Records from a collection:
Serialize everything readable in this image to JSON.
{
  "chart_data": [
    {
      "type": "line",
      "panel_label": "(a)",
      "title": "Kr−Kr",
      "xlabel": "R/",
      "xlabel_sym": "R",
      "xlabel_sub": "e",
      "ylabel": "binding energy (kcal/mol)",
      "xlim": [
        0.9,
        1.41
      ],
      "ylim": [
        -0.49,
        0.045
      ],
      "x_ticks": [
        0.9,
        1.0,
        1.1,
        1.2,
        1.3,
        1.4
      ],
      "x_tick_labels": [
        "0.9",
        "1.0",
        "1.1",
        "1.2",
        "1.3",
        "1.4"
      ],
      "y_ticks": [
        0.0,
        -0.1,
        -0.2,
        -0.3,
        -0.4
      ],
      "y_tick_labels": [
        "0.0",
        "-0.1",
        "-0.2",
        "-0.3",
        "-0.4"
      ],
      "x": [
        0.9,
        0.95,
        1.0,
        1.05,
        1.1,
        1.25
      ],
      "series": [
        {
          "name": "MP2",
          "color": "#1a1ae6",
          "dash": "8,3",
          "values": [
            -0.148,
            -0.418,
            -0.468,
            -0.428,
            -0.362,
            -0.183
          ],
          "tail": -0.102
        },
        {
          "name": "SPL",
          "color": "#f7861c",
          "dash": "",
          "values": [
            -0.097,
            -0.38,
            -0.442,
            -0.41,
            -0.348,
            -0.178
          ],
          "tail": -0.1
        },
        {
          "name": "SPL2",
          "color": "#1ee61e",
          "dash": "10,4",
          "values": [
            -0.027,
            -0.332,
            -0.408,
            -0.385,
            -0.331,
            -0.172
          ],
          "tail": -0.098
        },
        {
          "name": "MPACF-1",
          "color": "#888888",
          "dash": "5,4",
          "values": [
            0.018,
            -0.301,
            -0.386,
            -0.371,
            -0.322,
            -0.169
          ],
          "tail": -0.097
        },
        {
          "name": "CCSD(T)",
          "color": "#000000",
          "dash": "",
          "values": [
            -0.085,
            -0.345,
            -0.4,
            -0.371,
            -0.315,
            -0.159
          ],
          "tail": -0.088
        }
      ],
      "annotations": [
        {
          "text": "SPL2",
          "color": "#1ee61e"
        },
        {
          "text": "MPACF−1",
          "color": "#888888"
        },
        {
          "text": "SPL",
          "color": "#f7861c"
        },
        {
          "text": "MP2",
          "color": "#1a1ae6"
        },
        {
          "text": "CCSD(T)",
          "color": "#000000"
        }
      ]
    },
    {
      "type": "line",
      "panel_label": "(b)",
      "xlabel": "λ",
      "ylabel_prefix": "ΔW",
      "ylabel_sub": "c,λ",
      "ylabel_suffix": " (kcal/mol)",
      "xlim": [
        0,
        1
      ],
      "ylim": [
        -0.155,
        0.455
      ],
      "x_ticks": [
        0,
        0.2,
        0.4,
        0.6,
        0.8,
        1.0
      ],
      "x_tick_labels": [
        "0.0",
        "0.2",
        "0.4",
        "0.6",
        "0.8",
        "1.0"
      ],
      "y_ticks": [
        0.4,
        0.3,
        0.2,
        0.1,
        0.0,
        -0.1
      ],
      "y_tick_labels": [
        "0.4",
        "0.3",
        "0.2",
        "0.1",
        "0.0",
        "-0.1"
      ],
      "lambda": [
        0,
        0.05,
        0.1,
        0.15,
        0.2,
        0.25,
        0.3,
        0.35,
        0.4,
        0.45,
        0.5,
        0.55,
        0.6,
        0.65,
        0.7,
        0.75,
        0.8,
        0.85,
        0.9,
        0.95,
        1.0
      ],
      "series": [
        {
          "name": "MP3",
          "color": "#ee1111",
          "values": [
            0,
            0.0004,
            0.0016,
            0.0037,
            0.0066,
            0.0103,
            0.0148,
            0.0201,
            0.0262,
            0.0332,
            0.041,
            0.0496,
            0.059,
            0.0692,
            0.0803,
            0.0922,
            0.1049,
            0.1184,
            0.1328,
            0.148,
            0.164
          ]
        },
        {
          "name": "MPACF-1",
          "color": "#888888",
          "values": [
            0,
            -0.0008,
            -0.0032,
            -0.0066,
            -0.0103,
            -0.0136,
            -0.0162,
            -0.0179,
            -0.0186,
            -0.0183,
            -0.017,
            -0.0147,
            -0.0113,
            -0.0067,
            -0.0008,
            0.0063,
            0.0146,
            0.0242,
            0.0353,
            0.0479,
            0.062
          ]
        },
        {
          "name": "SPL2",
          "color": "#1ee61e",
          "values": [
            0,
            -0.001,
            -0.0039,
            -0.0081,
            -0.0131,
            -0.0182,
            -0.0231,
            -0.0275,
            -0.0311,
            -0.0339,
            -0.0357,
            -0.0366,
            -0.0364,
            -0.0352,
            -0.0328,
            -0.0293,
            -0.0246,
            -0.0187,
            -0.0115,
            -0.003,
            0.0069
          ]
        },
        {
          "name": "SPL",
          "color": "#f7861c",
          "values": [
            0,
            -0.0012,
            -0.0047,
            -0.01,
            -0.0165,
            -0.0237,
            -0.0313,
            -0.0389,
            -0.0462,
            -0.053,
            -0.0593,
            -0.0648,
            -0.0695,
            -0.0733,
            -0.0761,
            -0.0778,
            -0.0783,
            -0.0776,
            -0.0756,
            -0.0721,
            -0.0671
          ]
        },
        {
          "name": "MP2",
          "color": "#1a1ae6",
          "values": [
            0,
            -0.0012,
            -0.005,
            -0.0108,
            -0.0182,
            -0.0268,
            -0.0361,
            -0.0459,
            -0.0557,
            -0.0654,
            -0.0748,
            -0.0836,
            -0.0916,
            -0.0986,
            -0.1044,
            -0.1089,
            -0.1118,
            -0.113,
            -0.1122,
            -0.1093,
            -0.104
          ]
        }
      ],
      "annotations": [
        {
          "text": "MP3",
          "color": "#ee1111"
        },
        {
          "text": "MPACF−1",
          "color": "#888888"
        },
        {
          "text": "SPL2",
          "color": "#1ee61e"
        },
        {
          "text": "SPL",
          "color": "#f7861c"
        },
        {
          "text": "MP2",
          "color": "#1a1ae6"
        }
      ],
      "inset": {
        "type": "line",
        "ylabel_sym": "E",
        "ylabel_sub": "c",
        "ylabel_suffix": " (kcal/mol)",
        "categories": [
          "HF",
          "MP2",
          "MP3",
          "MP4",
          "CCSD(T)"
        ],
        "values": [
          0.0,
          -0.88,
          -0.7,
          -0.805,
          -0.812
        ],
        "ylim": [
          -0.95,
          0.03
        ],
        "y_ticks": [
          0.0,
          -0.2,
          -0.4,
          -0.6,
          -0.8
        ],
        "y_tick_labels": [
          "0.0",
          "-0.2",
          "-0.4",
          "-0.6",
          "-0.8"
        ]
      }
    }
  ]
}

* Aim of the exercise:
Copy out each line in the preceding records that contains "tail".

* Output for this task:
          "tail": -0.102
          "tail": -0.1
          "tail": -0.098
          "tail": -0.097
          "tail": -0.088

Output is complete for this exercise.